## Task
Write each line out exactly, leaving none out.

## start Material to process

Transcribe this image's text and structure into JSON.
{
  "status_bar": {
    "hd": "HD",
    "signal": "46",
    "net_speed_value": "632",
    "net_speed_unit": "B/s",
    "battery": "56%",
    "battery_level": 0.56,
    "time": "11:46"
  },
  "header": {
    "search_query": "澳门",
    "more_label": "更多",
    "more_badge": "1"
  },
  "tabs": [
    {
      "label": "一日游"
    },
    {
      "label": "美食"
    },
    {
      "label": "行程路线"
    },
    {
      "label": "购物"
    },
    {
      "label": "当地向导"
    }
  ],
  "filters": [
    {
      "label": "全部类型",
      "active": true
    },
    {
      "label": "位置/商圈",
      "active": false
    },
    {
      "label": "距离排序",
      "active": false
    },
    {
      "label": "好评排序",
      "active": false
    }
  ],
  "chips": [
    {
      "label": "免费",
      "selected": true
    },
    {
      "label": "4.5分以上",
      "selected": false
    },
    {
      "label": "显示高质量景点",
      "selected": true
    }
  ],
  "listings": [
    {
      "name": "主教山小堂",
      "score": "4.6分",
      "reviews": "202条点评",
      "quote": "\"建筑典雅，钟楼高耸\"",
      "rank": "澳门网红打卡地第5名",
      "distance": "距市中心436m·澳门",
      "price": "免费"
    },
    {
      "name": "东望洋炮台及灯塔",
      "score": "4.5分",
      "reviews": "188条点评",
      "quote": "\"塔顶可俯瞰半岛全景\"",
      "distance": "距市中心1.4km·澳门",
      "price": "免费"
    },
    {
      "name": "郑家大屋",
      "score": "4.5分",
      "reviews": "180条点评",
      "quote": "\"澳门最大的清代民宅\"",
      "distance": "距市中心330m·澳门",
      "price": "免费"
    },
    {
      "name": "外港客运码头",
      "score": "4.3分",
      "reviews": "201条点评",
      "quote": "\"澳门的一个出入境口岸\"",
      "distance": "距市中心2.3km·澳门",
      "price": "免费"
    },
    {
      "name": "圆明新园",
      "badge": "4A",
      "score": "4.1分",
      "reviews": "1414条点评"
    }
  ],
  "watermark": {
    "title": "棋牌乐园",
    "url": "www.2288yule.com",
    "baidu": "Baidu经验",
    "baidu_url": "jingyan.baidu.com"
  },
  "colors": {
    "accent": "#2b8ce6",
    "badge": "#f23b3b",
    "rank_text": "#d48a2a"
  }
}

## end Material to process

## Task output
Transcribe this image's text and structure into JSON.
{
  "status_bar": {
    "hd": "HD",
    "signal": "46",
    "net_speed_value": "632",
    "net_speed_unit": "B/s",
    "battery": "56%",
    "battery_level": 0.56,
    "time": "11:46"
  },
  "header": {
    "search_query": "澳门",
    "more_label": "更多",
    "more_badge": "1"
  },
  "tabs": [
    {
      "label": "一日游"
    },
    {
      "label": "美食"
    },
    {
      "label": "行程路线"
    },
    {
      "label": "购物"
    },
    {
      "label": "当地向导"
    }
  ],
  "filters": [
    {
      "label": "全部类型",
      "active": true
    },
    {
      "label": "位置/商圈",
      "active": false
    },
    {
      "label": "距离排序",
      "active": false
    },
    {
      "label": "好评排序",
      "active": false
    }
  ],
  "chips": [
    {
      "label": "免费",
      "selected": true
    },
    {
      "label": "4.5分以上",
      "selected": false
    },
    {
      "label": "显示高质量景点",
      "selected": true
    }
  ],
  "listings": [
    {
      "name": "主教山小堂",
      "score": "4.6分",
      "reviews": "202条点评",
      "quote": "\"建筑典雅，钟楼高耸\"",
      "rank": "澳门网红打卡地第5名",
      "distance": "距市中心436m·澳门",
      "price": "免费"
    },
    {
      "name": "东望洋炮台及灯塔",
      "score": "4.5分",
      "reviews": "188条点评",
      "quote": "\"塔顶可俯瞰半岛全景\"",
      "distance": "距市中心1.4km·澳门",
      "price": "免费"
    },
    {
      "name": "郑家大屋",
      "score": "4.5分",
      "reviews": "180条点评",
      "quote": "\"澳门最大的清代民宅\"",
      "distance": "距市中心330m·澳门",
      "price": "免费"
    },
    {
      "name": "外港客运码头",
      "score": "4.3分",
      "reviews": "201条点评",
      "quote": "\"澳门的一个出入境口岸\"",
      "distance": "距市中心2.3km·澳门",
      "price": "免费"
    },
    {
      "name": "圆明新园",
      "badge": "4A",
      "score": "4.1分",
      "reviews": "1414条点评"
    }
  ],
  "watermark": {
    "title": "棋牌乐园",
    "url": "www.2288yule.com",
    "baidu": "Baidu经验",
    "baidu_url": "jingyan.baidu.com"
  },
  "colors": {
    "accent": "#2b8ce6",
    "badge": "#f23b3b",
    "rank_text": "#d48a2a"
  }
}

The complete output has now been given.